Figure record extracts
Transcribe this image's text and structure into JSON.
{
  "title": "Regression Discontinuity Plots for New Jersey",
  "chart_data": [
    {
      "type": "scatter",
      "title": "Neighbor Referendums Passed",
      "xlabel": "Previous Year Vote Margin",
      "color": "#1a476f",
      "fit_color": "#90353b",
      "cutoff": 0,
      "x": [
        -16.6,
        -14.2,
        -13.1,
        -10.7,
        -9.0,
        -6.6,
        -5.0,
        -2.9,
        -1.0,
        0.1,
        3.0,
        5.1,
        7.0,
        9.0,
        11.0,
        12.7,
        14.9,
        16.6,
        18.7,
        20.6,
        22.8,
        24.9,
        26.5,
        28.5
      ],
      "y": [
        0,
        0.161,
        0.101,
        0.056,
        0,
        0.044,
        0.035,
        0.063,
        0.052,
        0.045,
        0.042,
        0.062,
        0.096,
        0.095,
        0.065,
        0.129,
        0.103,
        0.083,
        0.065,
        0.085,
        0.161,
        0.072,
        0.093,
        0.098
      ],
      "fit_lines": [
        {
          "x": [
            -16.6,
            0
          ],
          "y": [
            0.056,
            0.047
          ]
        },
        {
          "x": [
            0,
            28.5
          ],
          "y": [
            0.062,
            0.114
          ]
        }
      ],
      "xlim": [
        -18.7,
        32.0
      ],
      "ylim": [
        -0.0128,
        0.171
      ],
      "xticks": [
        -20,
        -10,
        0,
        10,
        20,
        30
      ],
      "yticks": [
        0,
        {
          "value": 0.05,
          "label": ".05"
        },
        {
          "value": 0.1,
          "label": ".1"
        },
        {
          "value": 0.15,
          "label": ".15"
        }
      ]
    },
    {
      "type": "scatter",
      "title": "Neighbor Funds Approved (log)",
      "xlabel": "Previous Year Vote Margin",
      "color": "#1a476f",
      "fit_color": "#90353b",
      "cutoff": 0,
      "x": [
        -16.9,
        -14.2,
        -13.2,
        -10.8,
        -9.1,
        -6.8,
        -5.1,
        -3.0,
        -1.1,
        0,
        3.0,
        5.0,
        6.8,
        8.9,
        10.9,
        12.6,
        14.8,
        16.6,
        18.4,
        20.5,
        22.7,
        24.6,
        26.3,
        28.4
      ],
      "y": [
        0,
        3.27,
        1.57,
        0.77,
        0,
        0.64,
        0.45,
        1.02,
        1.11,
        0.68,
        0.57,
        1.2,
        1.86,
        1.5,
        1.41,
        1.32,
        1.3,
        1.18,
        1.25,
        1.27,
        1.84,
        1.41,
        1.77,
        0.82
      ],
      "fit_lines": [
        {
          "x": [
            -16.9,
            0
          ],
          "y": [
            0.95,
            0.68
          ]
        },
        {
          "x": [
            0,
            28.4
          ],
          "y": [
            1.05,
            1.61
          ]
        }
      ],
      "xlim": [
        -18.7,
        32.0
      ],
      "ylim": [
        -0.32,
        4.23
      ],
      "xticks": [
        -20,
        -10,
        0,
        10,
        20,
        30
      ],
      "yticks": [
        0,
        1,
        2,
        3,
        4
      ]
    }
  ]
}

Task instructions:
Write the data from above out again, exactly.

Answer for this exercise:
Transcribe this image's text and structure into JSON.
{
  "title": "Regression Discontinuity Plots for New Jersey",
  "chart_data": [
    {
      "type": "scatter",
      "title": "Neighbor Referendums Passed",
      "xlabel": "Previous Year Vote Margin",
      "color": "#1a476f",
      "fit_color": "#90353b",
      "cutoff": 0,
      "x": [
        -16.6,
        -14.2,
        -13.1,
        -10.7,
        -9.0,
        -6.6,
        -5.0,
        -2.9,
        -1.0,
        0.1,
        3.0,
        5.1,
        7.0,
        9.0,
        11.0,
        12.7,
        14.9,
        16.6,
        18.7,
        20.6,
        22.8,
        24.9,
        26.5,
        28.5
      ],
      "y": [
        0,
        0.161,
        0.101,
        0.056,
        0,
        0.044,
        0.035,
        0.063,
        0.052,
        0.045,
        0.042,
        0.062,
        0.096,
        0.095,
        0.065,
        0.129,
        0.103,
        0.083,
        0.065,
        0.085,
        0.161,
        0.072,
        0.093,
        0.098
      ],
      "fit_lines": [
        {
          "x": [
            -16.6,
            0
          ],
          "y": [
            0.056,
            0.047
          ]
        },
        {
          "x": [
            0,
            28.5
          ],
          "y": [
            0.062,
            0.114
          ]
        }
      ],
      "xlim": [
        -18.7,
        32.0
      ],
      "ylim": [
        -0.0128,
        0.171
      ],
      "xticks": [
        -20,
        -10,
        0,
        10,
        20,
        30
      ],
      "yticks": [
        0,
        {
          "value": 0.05,
          "label": ".05"
        },
        {
          "value": 0.1,
          "label": ".1"
        },
        {
          "value": 0.15,
          "label": ".15"
        }
      ]
    },
    {
      "type": "scatter",
      "title": "Neighbor Funds Approved (log)",
      "xlabel": "Previous Year Vote Margin",
      "color": "#1a476f",
      "fit_color": "#90353b",
      "cutoff": 0,
      "x": [
        -16.9,
        -14.2,
        -13.2,
        -10.8,
        -9.1,
        -6.8,
        -5.1,
        -3.0,
        -1.1,
        0,
        3.0,
        5.0,
        6.8,
        8.9,
        10.9,
        12.6,
        14.8,
        16.6,
        18.4,
        20.5,
        22.7,
        24.6,
        26.3,
        28.4
      ],
      "y": [
        0,
        3.27,
        1.57,
        0.77,
        0,
        0.64,
        0.45,
        1.02,
        1.11,
        0.68,
        0.57,
        1.2,
        1.86,
        1.5,
        1.41,
        1.32,
        1.3,
        1.18,
        1.25,
        1.27,
        1.84,
        1.41,
        1.77,
        0.82
      ],
      "fit_lines": [
        {
          "x": [
            -16.9,
            0
          ],
          "y": [
            0.95,
            0.68
          ]
        },
        {
          "x": [
            0,
            28.4
          ],
          "y": [
            1.05,
            1.61
          ]
        }
      ],
      "xlim": [
        -18.7,
        32.0
      ],
      "ylim": [
        -0.32,
        4.23
      ],
      "xticks": [
        -20,
        -10,
        0,
        10,
        20,
        30
      ],
      "yticks": [
        0,
        1,
        2,
        3,
        4
      ]
    }
  ]
}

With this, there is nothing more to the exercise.